- **Required task**
Omit all images. Transcribe the rest of the material below exactly.

Records:
------

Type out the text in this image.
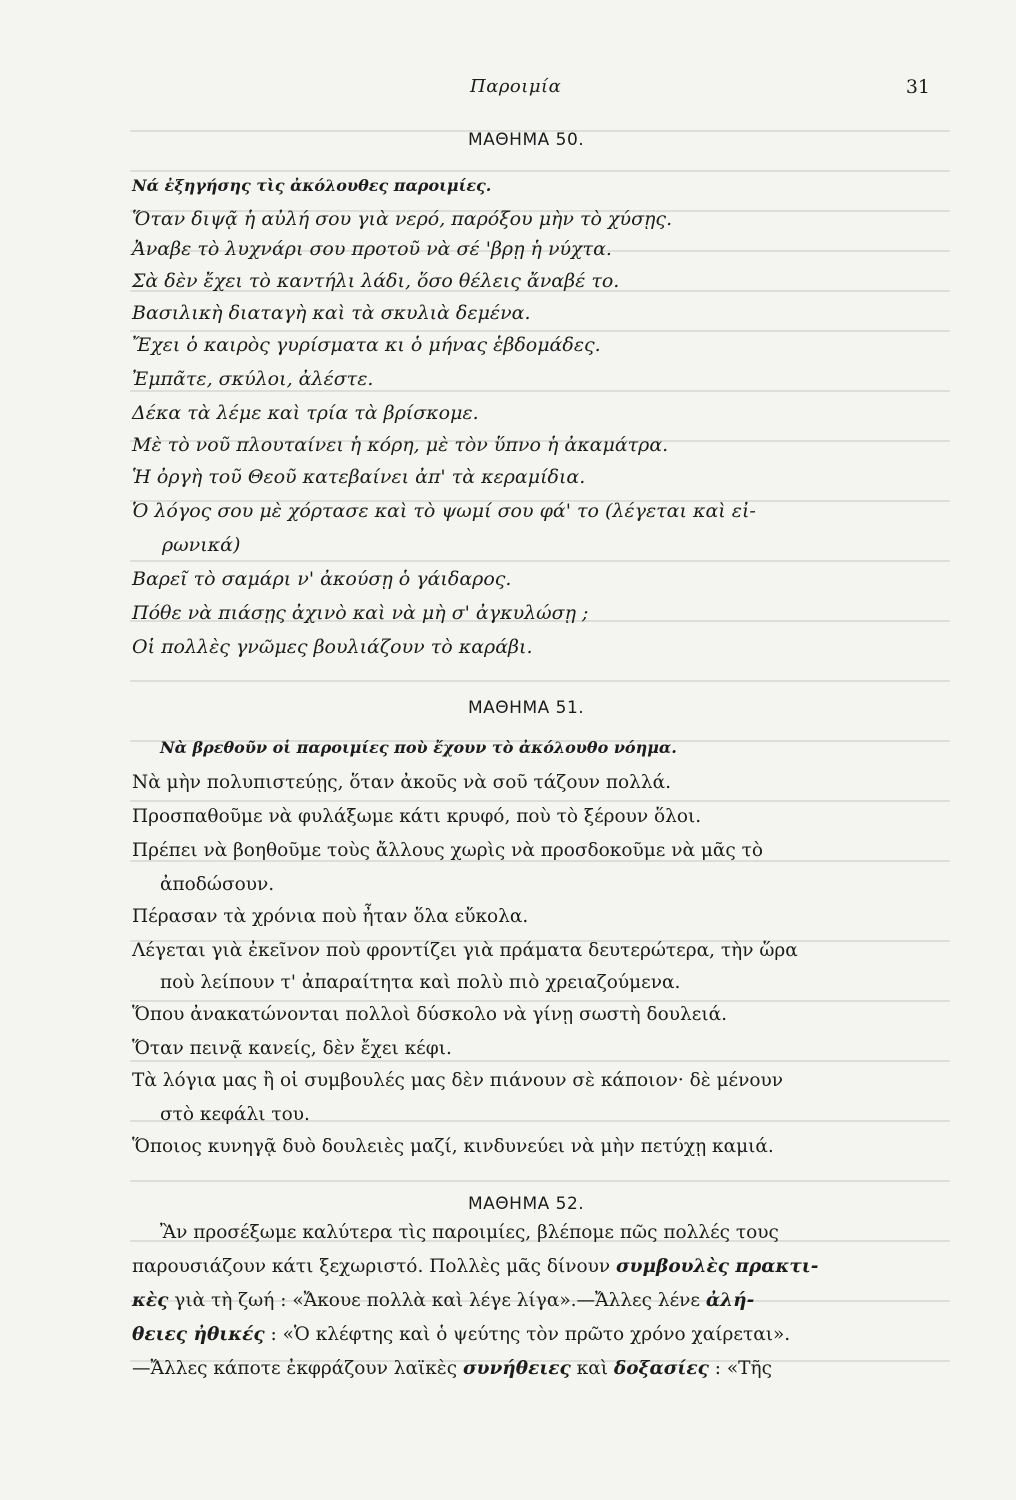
Παροιμία	31
ΜΑΘΗΜΑ 50.
Νά ἐξηγήσης τὶς ἀκόλουθες παροιμίες.
Ὅταν διψᾷ ἡ αὐλή σου γιὰ νερό, παρόξου μὴν τὸ χύσῃς.
Ἀναβε τὸ λυχνάρι σου προτοῦ νὰ σέ 'βρῃ ἡ νύχτα.
Σὰ δὲν ἔχει τὸ καντήλι λάδι, ὅσο θέλεις ἄναβέ το.
Βασιλικὴ διαταγὴ καὶ τὰ σκυλιὰ δεμένα.
Ἔχει ὁ καιρὸς γυρίσματα κι ὁ μήνας ἑβδομάδες.
Ἐμπᾶτε, σκύλοι, ἀλέστε.
Δέκα τὰ λέμε καὶ τρία τὰ βρίσκομε.
Μὲ τὸ νοῦ πλουταίνει ἡ κόρη, μὲ τὸν ὕπνο ἡ ἀκαμάτρα.
Ἡ ὀργὴ τοῦ Θεοῦ κατεβαίνει ἀπ' τὰ κεραμίδια.
Ὁ λόγος σου μὲ χόρτασε καὶ τὸ ψωμί σου φά' το (λέγεται καὶ εἰ-
ρωνικά)
Βαρεῖ τὸ σαμάρι ν' ἀκούσῃ ὁ γάιδαρος.
Πόθε νὰ πιάσῃς ἀχινὸ καὶ νὰ μὴ σ' ἀγκυλώσῃ ;
Οἱ πολλὲς γνῶμες βουλιάζουν τὸ καράβι.
ΜΑΘΗΜΑ 51.
Νὰ βρεθοῦν οἱ παροιμίες ποὺ ἔχουν τὸ ἀκόλουθο νόημα.
Νὰ μὴν πολυπιστεύῃς, ὅταν ἀκοῦς νὰ σοῦ τάζουν πολλά.
Προσπαθοῦμε νὰ φυλάξωμε κάτι κρυφό, ποὺ τὸ ξέρουν ὅλοι.
Πρέπει νὰ βοηθοῦμε τοὺς ἄλλους χωρὶς νὰ προσδοκοῦμε νὰ μᾶς τὸ
ἀποδώσουν.
Πέρασαν τὰ χρόνια ποὺ ἦταν ὅλα εὔκολα.
Λέγεται γιὰ ἐκεῖνον ποὺ φροντίζει γιὰ πράματα δευτερώτερα, τὴν ὥρα
ποὺ λείπουν τ' ἀπαραίτητα καὶ πολὺ πιὸ χρειαζούμενα.
Ὅπου ἀνακατώνονται πολλοὶ δύσκολο νὰ γίνῃ σωστὴ δουλειά.
Ὅταν πεινᾷ κανείς, δὲν ἔχει κέφι.
Τὰ λόγια μας ἢ οἱ συμβουλές μας δὲν πιάνουν σὲ κάποιον· δὲ μένουν
στὸ κεφάλι του.
Ὅποιος κυνηγᾷ δυὸ δουλειὲς μαζί, κινδυνεύει νὰ μὴν πετύχῃ καμιά.
ΜΑΘΗΜΑ 52.
Ἂν προσέξωμε καλύτερα τὶς παροιμίες, βλέπομε πῶς πολλές τους
παρουσιάζουν κάτι ξεχωριστό. Πολλὲς μᾶς δίνουν συμβουλὲς πρακτι-
κὲς γιὰ τὴ ζωή : «Ἄκουε πολλὰ καὶ λέγε λίγα».—Ἄλλες λένε ἀλή-
θειες ἠθικές : «Ὁ κλέφτης καὶ ὁ ψεύτης τὸν πρῶτο χρόνο χαίρεται».
—Ἄλλες κάποτε ἐκφράζουν λαϊκὲς συνήθειες καὶ δοξασίες : «Τῆς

------

- **Correct response**
Type out the text in this image.
Παροιμία	31
ΜΑΘΗΜΑ 50.
Νά ἐξηγήσης τὶς ἀκόλουθες παροιμίες.
Ὅταν διψᾷ ἡ αὐλή σου γιὰ νερό, παρόξου μὴν τὸ χύσῃς.
Ἀναβε τὸ λυχνάρι σου προτοῦ νὰ σέ 'βρῃ ἡ νύχτα.
Σὰ δὲν ἔχει τὸ καντήλι λάδι, ὅσο θέλεις ἄναβέ το.
Βασιλικὴ διαταγὴ καὶ τὰ σκυλιὰ δεμένα.
Ἔχει ὁ καιρὸς γυρίσματα κι ὁ μήνας ἑβδομάδες.
Ἐμπᾶτε, σκύλοι, ἀλέστε.
Δέκα τὰ λέμε καὶ τρία τὰ βρίσκομε.
Μὲ τὸ νοῦ πλουταίνει ἡ κόρη, μὲ τὸν ὕπνο ἡ ἀκαμάτρα.
Ἡ ὀργὴ τοῦ Θεοῦ κατεβαίνει ἀπ' τὰ κεραμίδια.
Ὁ λόγος σου μὲ χόρτασε καὶ τὸ ψωμί σου φά' το (λέγεται καὶ εἰ-
ρωνικά)
Βαρεῖ τὸ σαμάρι ν' ἀκούσῃ ὁ γάιδαρος.
Πόθε νὰ πιάσῃς ἀχινὸ καὶ νὰ μὴ σ' ἀγκυλώσῃ ;
Οἱ πολλὲς γνῶμες βουλιάζουν τὸ καράβι.
ΜΑΘΗΜΑ 51.
Νὰ βρεθοῦν οἱ παροιμίες ποὺ ἔχουν τὸ ἀκόλουθο νόημα.
Νὰ μὴν πολυπιστεύῃς, ὅταν ἀκοῦς νὰ σοῦ τάζουν πολλά.
Προσπαθοῦμε νὰ φυλάξωμε κάτι κρυφό, ποὺ τὸ ξέρουν ὅλοι.
Πρέπει νὰ βοηθοῦμε τοὺς ἄλλους χωρὶς νὰ προσδοκοῦμε νὰ μᾶς τὸ
ἀποδώσουν.
Πέρασαν τὰ χρόνια ποὺ ἦταν ὅλα εὔκολα.
Λέγεται γιὰ ἐκεῖνον ποὺ φροντίζει γιὰ πράματα δευτερώτερα, τὴν ὥρα
ποὺ λείπουν τ' ἀπαραίτητα καὶ πολὺ πιὸ χρειαζούμενα.
Ὅπου ἀνακατώνονται πολλοὶ δύσκολο νὰ γίνῃ σωστὴ δουλειά.
Ὅταν πεινᾷ κανείς, δὲν ἔχει κέφι.
Τὰ λόγια μας ἢ οἱ συμβουλές μας δὲν πιάνουν σὲ κάποιον· δὲ μένουν
στὸ κεφάλι του.
Ὅποιος κυνηγᾷ δυὸ δουλειὲς μαζί, κινδυνεύει νὰ μὴν πετύχῃ καμιά.
ΜΑΘΗΜΑ 52.
Ἂν προσέξωμε καλύτερα τὶς παροιμίες, βλέπομε πῶς πολλές τους
παρουσιάζουν κάτι ξεχωριστό. Πολλὲς μᾶς δίνουν συμβουλὲς πρακτι-
κὲς γιὰ τὴ ζωή : «Ἄκουε πολλὰ καὶ λέγε λίγα».—Ἄλλες λένε ἀλή-
θειες ἠθικές : «Ὁ κλέφτης καὶ ὁ ψεύτης τὸν πρῶτο χρόνο χαίρεται».
—Ἄλλες κάποτε ἐκφράζουν λαϊκὲς συνήθειες καὶ δοξασίες : «Τῆς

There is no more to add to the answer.